Required task: Give only the number of lines in the data that contain the word "this".

(Extracted records)
◆ ◆ ◆ ◆

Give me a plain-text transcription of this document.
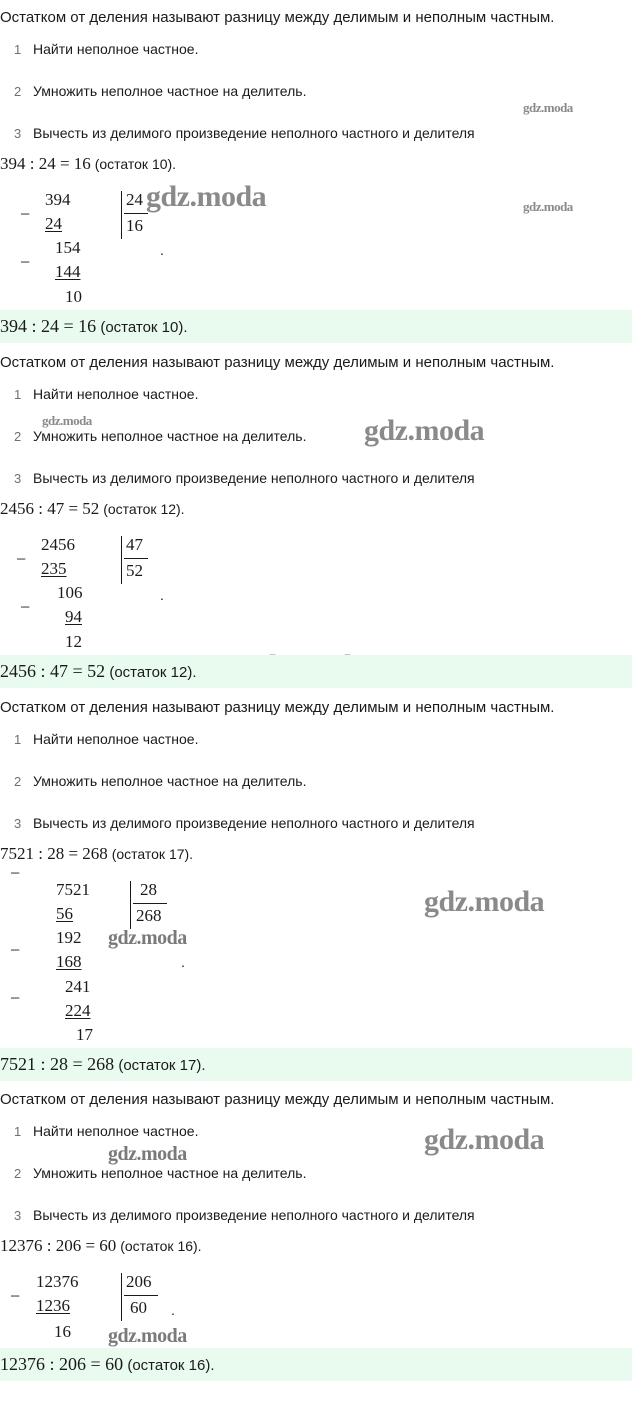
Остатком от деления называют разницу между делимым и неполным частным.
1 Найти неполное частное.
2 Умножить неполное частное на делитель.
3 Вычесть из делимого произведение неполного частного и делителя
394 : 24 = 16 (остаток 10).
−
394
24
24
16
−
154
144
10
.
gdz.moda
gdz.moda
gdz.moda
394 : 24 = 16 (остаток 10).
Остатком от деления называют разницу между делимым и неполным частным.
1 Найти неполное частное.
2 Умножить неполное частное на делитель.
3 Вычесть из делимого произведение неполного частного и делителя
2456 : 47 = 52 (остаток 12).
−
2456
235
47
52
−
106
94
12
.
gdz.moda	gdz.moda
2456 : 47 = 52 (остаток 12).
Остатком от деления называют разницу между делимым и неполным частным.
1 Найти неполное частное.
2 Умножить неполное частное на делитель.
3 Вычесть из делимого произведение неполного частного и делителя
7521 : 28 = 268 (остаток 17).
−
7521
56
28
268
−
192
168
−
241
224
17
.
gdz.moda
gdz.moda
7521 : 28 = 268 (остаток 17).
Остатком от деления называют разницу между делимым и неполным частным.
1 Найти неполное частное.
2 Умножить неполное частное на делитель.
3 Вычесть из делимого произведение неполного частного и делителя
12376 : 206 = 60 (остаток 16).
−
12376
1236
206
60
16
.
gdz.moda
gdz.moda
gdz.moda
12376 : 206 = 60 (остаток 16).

◆ ◆ ◆ ◆

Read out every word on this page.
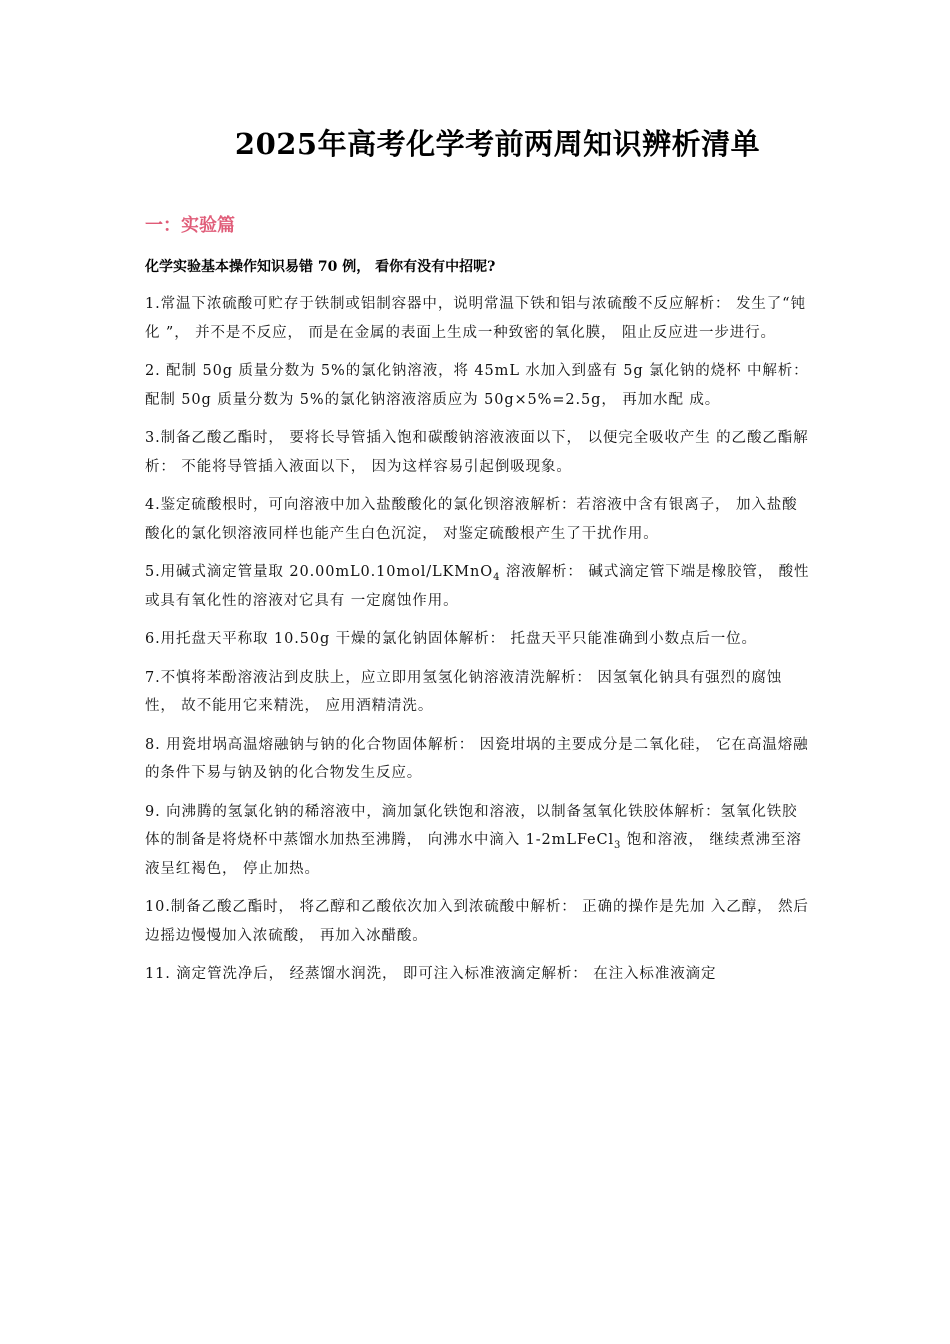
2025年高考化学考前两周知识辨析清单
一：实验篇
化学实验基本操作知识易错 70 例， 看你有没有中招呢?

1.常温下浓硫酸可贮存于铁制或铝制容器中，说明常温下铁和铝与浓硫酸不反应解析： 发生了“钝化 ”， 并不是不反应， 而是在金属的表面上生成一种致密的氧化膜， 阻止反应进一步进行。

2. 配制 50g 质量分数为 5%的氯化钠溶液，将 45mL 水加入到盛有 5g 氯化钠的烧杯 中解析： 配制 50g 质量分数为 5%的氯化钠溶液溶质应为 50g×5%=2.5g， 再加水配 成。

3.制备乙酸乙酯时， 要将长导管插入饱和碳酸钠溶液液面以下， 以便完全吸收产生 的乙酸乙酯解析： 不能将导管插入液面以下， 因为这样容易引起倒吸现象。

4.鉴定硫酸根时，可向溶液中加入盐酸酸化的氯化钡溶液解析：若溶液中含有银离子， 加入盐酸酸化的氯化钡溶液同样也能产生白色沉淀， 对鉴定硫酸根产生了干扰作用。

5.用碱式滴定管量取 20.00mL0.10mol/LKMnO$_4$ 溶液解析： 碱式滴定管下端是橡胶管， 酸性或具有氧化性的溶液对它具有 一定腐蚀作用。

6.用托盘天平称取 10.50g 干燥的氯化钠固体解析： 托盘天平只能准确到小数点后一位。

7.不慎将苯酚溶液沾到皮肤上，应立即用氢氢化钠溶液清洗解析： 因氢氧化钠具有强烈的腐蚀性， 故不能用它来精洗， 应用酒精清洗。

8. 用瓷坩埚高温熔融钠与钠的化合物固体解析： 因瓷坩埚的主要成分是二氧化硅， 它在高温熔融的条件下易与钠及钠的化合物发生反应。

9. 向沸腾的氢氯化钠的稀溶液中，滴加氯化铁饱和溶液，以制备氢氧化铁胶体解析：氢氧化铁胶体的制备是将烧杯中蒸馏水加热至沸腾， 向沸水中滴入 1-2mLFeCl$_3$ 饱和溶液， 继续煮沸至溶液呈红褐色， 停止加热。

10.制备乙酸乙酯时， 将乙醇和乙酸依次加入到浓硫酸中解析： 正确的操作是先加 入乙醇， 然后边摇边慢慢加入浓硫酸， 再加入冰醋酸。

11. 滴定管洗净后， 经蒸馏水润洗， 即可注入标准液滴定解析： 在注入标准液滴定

◆ ◆ ◆ ◆

Completed exercise: 2